> WHAT YOU SHOULD DO: Repeat every line of the data exactly, but not the pictures.

:: RECORDED INFORMATION ::

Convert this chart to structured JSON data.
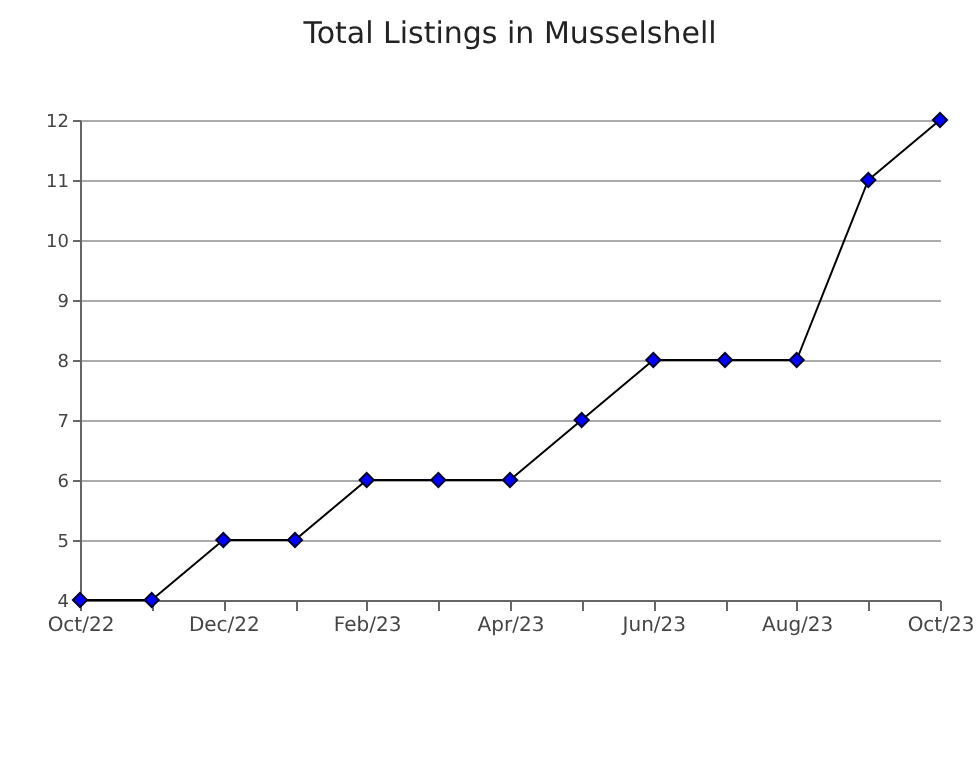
{
  "chart_data": {
    "type": "line",
    "title": "Total Listings in Musselshell",
    "categories": [
      "Oct/22",
      null,
      "Dec/22",
      null,
      "Feb/23",
      null,
      "Apr/23",
      null,
      "Jun/23",
      null,
      "Aug/23",
      null,
      "Oct/23"
    ],
    "series": [
      {
        "color": "#0000ff",
        "values": [
          4,
          4,
          5,
          5,
          6,
          6,
          6,
          7,
          8,
          8,
          8,
          11,
          12
        ]
      }
    ],
    "ylim": [
      4,
      12
    ],
    "yticks": [
      4,
      5,
      6,
      7,
      8,
      9,
      10,
      11,
      12
    ],
    "grid": "y",
    "marker": "diamond",
    "line_style": "solid"
  }
}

:::

> CORRECT RESULT:
Convert this chart to structured JSON data.
{
  "chart_data": {
    "type": "line",
    "title": "Total Listings in Musselshell",
    "categories": [
      "Oct/22",
      null,
      "Dec/22",
      null,
      "Feb/23",
      null,
      "Apr/23",
      null,
      "Jun/23",
      null,
      "Aug/23",
      null,
      "Oct/23"
    ],
    "series": [
      {
        "color": "#0000ff",
        "values": [
          4,
          4,
          5,
          5,
          6,
          6,
          6,
          7,
          8,
          8,
          8,
          11,
          12
        ]
      }
    ],
    "ylim": [
      4,
      12
    ],
    "yticks": [
      4,
      5,
      6,
      7,
      8,
      9,
      10,
      11,
      12
    ],
    "grid": "y",
    "marker": "diamond",
    "line_style": "solid"
  }
}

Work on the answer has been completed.